__What this task involves__:
Reproduce all of the records exactly.

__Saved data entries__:
****************************************

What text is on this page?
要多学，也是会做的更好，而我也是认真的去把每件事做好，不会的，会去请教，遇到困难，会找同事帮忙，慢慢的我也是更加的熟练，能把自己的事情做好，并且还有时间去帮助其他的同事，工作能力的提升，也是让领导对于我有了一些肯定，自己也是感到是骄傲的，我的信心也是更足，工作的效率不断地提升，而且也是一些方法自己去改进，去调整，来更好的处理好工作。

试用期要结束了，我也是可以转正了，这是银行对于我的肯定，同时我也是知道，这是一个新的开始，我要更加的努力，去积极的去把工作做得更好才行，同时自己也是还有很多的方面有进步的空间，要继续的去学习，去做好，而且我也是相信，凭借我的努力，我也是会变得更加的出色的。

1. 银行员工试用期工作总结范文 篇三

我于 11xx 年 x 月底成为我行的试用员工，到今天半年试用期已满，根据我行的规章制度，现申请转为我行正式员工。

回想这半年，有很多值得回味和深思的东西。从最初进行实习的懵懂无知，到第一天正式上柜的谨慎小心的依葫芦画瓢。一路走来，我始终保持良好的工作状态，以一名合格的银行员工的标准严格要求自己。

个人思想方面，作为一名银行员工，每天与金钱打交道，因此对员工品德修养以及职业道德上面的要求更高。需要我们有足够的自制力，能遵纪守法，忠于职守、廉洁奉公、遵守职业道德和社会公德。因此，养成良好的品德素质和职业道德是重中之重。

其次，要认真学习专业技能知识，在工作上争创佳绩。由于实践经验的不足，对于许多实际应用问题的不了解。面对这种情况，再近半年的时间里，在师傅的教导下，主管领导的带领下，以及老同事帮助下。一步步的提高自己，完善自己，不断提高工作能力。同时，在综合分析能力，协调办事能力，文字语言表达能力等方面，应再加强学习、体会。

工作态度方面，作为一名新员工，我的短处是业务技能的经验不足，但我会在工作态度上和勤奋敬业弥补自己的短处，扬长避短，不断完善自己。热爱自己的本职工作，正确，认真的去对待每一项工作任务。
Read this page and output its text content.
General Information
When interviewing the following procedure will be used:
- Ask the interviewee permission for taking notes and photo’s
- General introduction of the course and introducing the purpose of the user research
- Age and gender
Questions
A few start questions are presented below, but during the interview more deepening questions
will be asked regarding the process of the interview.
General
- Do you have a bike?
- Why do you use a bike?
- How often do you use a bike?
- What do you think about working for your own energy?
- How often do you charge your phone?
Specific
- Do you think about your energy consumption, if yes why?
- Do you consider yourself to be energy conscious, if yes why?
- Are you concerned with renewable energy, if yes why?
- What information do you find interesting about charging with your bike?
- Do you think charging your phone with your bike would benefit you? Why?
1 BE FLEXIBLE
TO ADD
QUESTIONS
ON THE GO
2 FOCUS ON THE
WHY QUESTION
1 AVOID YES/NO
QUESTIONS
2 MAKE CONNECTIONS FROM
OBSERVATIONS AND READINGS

****************************************

__Answer__:
What text is on this page?
要多学，也是会做的更好，而我也是认真的去把每件事做好，不会的，会去请教，遇到困难，会找同事帮忙，慢慢的我也是更加的熟练，能把自己的事情做好，并且还有时间去帮助其他的同事，工作能力的提升，也是让领导对于我有了一些肯定，自己也是感到是骄傲的，我的信心也是更足，工作的效率不断地提升，而且也是一些方法自己去改进，去调整，来更好的处理好工作。

试用期要结束了，我也是可以转正了，这是银行对于我的肯定，同时我也是知道，这是一个新的开始，我要更加的努力，去积极的去把工作做得更好才行，同时自己也是还有很多的方面有进步的空间，要继续的去学习，去做好，而且我也是相信，凭借我的努力，我也是会变得更加的出色的。

1. 银行员工试用期工作总结范文 篇三

我于 11xx 年 x 月底成为我行的试用员工，到今天半年试用期已满，根据我行的规章制度，现申请转为我行正式员工。

回想这半年，有很多值得回味和深思的东西。从最初进行实习的懵懂无知，到第一天正式上柜的谨慎小心的依葫芦画瓢。一路走来，我始终保持良好的工作状态，以一名合格的银行员工的标准严格要求自己。

个人思想方面，作为一名银行员工，每天与金钱打交道，因此对员工品德修养以及职业道德上面的要求更高。需要我们有足够的自制力，能遵纪守法，忠于职守、廉洁奉公、遵守职业道德和社会公德。因此，养成良好的品德素质和职业道德是重中之重。

其次，要认真学习专业技能知识，在工作上争创佳绩。由于实践经验的不足，对于许多实际应用问题的不了解。面对这种情况，再近半年的时间里，在师傅的教导下，主管领导的带领下，以及老同事帮助下。一步步的提高自己，完善自己，不断提高工作能力。同时，在综合分析能力，协调办事能力，文字语言表达能力等方面，应再加强学习、体会。

工作态度方面，作为一名新员工，我的短处是业务技能的经验不足，但我会在工作态度上和勤奋敬业弥补自己的短处，扬长避短，不断完善自己。热爱自己的本职工作，正确，认真的去对待每一项工作任务。
Read this page and output its text content.
General Information
When interviewing the following procedure will be used:
- Ask the interviewee permission for taking notes and photo’s
- General introduction of the course and introducing the purpose of the user research
- Age and gender
Questions
A few start questions are presented below, but during the interview more deepening questions
will be asked regarding the process of the interview.
General
- Do you have a bike?
- Why do you use a bike?
- How often do you use a bike?
- What do you think about working for your own energy?
- How often do you charge your phone?
Specific
- Do you think about your energy consumption, if yes why?
- Do you consider yourself to be energy conscious, if yes why?
- Are you concerned with renewable energy, if yes why?
- What information do you find interesting about charging with your bike?
- Do you think charging your phone with your bike would benefit you? Why?
1 BE FLEXIBLE
TO ADD
QUESTIONS
ON THE GO
2 FOCUS ON THE
WHY QUESTION
1 AVOID YES/NO
QUESTIONS
2 MAKE CONNECTIONS FROM
OBSERVATIONS AND READINGS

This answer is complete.